_Aim of the exercise_. Please reproduce word for word everything in the forum discussion on long-distance relationships from "It's sad, in" down to "do it though.".

_Text under study_.
I have a thing for Englishmen, and living in Florida doesn't really work for that, so I'm mostly doing facebook/cyber relationships. It sucks, because I have absolutely no physical experience, but on the bright side I do have a lot of experience expressing myself sexually, which I'm sure will come in handy.
01/21/2010
Andromeda Andromeda
Well I didn't put that I'm currently in a long-distance relationship, but I might as well be. Emotionally, it's all there. However, I've had one LDR in the past that was terrible, and my guy doesn't believe in LDRs, so we agreed not to put a label on it beyond friends. So I'm not technically in one; in theory I'm free to do what I please with whomever I please, but I've chosen not to take advantage of that, and I prefer not to think about whether or not he's taking advantage of it (the thought drives me a bit crazy).

So yes, it's a messy situation, but we still talk for hours on a daily basis which keeps me mostly happy.
03/20/2010
JustYourAverageGuy JustYourAverageGuy
To qualify as "long distance", I mean more than a few hours drive (maximum) away from each other/only seeing each other monthly or longer.

I tried this in college and it was very difficult. Personally, I would never get in one again due to my own relationship needs, but it can work for others if you are committed. I do think that a couple needs to have some sort of basis to build trust and a connection at the start though. For this reason, I don't think having a long distance relationship from the start is a very good idea, just because there is no way for it to really solidify itself without undue hardship and stress on the relationship.
04/28/2010
GNGenie GNGenie
Quote:
Originally posted by Sir
As a person who's currently in a long-distance relationship, I'd love to know everyone else's take on them.

How do they make you feel? Would you ever want to be in one, or have you already? Did you like the relationship, or did you have a ... More
I was in one for quite a while and it was disatorous. We were both young, good looking, and full of ourselves and with all those hormones raging around it was only a matter of time before one of us did something stupid. We were snarling at each other almost every time we talked because we were just so frustrated with the whole thing, so we finally ended up breaking up.

It's sad, in a way, because other than the distance, he was the perfect guy for me. But I've just never been able to put up with long periods of celibacy.
04/30/2010
~LaUr3n~ ~LaUr3n~
I have been in long distance relationships before and I was fine with them. Most of our relationship was like that and it made the summers and time together that much more special and appreciated.

I currently would not do it though.
04/30/2010
Army.Wife Army.Wife
My husband is military. That being said I am not in a long distance relationship seeing how he is state side right now but talk to me in a month, or next week and that might be different. Part of our marriage is his bag and packed in the upstairs closet and him always just coming home to be here for a year to turn around and leave again. So speaking from the military spouse point of view I'm happy and in love with my husband and see the possitives of military life and long distance relationships everyday. Then I also see the cheating sluts that can't take long distance relationships and I see the pain that comes from those... but thier another story and most of them should have never been married in the first place.
05/03/2010
VieuxCarre VieuxCarre
Do I like being away from my partner? Absolutely not, but I've done it before. I'm a strong woman and can remain faithful to my partner. I just have the problem of partnering with people who cannot seem to remain faithful.

Distance is hard, yes. I swore myself off of distance relationships until I met my last partner. He was never unfaithful, things just didn't work out and that's fine. Am I opposed to it ever happening again? Not at all. It's hard, but it's worth it in the end if you both can stick through it and remain faithful to one another.

_Record set_.
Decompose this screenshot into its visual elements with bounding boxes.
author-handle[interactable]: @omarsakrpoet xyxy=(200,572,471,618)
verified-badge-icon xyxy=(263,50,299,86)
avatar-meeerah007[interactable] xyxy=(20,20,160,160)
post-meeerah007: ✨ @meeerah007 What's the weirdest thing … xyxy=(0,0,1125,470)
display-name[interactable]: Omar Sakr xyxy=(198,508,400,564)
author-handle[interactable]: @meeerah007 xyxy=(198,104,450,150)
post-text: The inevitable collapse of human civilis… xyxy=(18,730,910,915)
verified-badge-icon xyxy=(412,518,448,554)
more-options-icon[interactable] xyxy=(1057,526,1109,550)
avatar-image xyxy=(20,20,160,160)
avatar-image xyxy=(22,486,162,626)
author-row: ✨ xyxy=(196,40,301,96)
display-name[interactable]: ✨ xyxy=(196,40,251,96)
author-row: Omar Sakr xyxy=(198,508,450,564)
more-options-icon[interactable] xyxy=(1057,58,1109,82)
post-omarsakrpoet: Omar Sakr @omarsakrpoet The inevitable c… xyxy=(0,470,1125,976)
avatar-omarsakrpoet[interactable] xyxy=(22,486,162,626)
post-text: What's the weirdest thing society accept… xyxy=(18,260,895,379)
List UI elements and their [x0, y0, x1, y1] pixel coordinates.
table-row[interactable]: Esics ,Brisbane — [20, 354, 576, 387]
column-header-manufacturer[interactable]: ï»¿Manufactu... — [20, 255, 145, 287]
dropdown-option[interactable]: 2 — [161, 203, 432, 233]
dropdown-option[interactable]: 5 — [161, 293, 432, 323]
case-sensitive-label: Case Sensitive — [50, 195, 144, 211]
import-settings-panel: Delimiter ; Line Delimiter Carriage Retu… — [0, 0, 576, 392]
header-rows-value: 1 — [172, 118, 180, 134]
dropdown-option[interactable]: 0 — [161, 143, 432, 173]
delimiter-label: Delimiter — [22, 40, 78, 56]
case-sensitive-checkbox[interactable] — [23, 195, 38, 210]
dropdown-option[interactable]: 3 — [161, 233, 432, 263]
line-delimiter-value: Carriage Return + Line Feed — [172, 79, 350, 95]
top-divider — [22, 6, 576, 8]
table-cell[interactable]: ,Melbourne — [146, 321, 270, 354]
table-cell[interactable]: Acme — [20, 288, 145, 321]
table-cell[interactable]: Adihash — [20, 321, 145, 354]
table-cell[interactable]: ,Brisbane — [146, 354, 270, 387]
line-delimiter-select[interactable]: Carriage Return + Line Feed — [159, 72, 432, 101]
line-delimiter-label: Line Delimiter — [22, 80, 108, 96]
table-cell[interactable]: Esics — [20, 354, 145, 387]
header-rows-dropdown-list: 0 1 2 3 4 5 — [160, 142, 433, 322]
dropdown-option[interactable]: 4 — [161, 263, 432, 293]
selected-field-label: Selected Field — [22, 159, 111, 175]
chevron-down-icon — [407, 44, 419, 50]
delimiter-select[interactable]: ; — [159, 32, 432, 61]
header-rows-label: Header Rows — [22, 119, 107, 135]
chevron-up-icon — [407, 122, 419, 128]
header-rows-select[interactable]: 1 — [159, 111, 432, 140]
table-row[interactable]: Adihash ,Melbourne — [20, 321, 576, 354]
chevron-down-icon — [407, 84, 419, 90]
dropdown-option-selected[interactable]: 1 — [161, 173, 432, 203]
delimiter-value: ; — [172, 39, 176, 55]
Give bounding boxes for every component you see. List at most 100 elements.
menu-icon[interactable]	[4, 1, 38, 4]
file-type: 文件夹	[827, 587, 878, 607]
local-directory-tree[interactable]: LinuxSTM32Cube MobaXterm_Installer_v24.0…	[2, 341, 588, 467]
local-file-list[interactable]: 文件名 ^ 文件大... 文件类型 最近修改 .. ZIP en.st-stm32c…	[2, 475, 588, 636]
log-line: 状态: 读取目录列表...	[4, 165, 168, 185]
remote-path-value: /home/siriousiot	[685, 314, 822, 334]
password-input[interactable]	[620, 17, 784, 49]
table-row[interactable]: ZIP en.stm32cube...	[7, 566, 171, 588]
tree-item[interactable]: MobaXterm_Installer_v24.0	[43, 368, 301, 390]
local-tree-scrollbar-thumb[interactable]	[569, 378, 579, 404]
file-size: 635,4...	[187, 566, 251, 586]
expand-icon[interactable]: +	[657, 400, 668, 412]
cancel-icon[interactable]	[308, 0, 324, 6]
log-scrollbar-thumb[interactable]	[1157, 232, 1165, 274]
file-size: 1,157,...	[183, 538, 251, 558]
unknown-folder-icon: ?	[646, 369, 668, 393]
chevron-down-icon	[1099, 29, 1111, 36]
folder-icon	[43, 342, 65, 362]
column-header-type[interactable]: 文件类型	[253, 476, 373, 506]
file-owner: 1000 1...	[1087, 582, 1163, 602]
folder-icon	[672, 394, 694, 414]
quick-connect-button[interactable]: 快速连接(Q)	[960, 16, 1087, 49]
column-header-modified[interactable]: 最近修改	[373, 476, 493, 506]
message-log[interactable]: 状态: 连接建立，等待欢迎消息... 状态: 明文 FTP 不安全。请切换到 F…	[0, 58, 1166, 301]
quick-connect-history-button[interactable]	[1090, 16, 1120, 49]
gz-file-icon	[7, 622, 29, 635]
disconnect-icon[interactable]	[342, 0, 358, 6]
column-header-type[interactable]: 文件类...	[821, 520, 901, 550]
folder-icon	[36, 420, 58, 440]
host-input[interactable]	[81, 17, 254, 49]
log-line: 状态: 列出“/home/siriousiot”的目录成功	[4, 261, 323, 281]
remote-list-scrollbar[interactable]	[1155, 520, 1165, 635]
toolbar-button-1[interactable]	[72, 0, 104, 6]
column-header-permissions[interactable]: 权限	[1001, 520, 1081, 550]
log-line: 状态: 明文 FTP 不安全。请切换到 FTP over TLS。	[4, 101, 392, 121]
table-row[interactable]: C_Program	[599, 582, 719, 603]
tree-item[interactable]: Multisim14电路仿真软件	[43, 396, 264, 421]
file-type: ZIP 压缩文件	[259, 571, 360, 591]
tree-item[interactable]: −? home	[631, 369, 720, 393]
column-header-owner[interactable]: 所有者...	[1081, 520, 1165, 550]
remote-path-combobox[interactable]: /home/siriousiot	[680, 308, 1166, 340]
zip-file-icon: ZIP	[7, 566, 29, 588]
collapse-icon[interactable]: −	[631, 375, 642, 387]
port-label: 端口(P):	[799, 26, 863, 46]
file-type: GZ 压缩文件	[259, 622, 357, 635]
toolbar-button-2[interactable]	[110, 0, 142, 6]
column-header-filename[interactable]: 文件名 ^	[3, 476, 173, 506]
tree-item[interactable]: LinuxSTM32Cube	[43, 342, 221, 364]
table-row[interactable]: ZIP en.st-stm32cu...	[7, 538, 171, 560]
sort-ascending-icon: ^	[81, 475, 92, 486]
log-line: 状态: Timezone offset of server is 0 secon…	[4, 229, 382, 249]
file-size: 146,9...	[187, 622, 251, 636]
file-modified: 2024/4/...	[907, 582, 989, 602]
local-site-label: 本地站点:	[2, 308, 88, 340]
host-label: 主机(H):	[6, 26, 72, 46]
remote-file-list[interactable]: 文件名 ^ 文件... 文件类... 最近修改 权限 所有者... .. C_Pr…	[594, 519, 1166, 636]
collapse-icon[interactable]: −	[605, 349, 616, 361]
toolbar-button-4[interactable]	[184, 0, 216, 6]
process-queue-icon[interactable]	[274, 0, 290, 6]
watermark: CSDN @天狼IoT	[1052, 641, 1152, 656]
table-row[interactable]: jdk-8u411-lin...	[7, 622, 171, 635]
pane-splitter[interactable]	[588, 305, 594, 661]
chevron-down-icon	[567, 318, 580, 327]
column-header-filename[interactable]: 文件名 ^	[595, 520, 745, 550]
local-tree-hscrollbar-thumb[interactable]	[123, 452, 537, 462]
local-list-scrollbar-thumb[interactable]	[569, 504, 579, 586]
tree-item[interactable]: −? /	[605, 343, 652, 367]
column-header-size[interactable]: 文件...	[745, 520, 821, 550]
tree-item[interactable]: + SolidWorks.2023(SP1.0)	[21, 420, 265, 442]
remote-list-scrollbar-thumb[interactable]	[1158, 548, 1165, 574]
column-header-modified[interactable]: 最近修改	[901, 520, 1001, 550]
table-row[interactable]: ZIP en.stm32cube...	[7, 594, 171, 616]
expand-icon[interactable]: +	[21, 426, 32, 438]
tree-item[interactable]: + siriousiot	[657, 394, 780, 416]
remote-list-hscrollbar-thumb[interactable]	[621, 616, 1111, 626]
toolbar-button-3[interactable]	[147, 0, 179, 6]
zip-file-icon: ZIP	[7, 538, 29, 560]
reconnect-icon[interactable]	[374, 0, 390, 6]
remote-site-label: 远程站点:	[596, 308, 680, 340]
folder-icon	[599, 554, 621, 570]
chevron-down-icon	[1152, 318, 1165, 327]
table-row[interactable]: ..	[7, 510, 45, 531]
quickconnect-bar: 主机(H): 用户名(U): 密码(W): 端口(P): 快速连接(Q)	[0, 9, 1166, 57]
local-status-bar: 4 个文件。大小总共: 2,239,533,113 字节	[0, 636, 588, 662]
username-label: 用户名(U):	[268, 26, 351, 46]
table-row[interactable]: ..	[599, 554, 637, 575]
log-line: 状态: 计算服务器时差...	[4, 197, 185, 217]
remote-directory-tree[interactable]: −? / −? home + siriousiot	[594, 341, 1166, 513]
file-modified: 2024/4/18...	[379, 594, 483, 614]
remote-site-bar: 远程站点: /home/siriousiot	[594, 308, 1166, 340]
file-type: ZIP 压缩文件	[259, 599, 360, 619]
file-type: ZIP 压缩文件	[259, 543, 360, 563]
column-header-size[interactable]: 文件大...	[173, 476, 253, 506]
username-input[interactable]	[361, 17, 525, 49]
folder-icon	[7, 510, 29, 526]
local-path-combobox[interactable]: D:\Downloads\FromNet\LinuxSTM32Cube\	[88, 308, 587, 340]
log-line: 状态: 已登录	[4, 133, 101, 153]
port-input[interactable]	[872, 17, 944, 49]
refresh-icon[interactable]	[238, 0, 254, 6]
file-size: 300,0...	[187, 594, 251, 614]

_Answer space_.
It's sad, in a way, because other than the distance, he was the perfect guy for me. But I've just never been able to put up with long periods of celibacy.
04/30/2010
~LaUr3n~ ~LaUr3n~
I have been in long distance relationships before and I was fine with them. Most of our relationship was like that and it made the summers and time together that much more special and appreciated.

I currently would not do it though.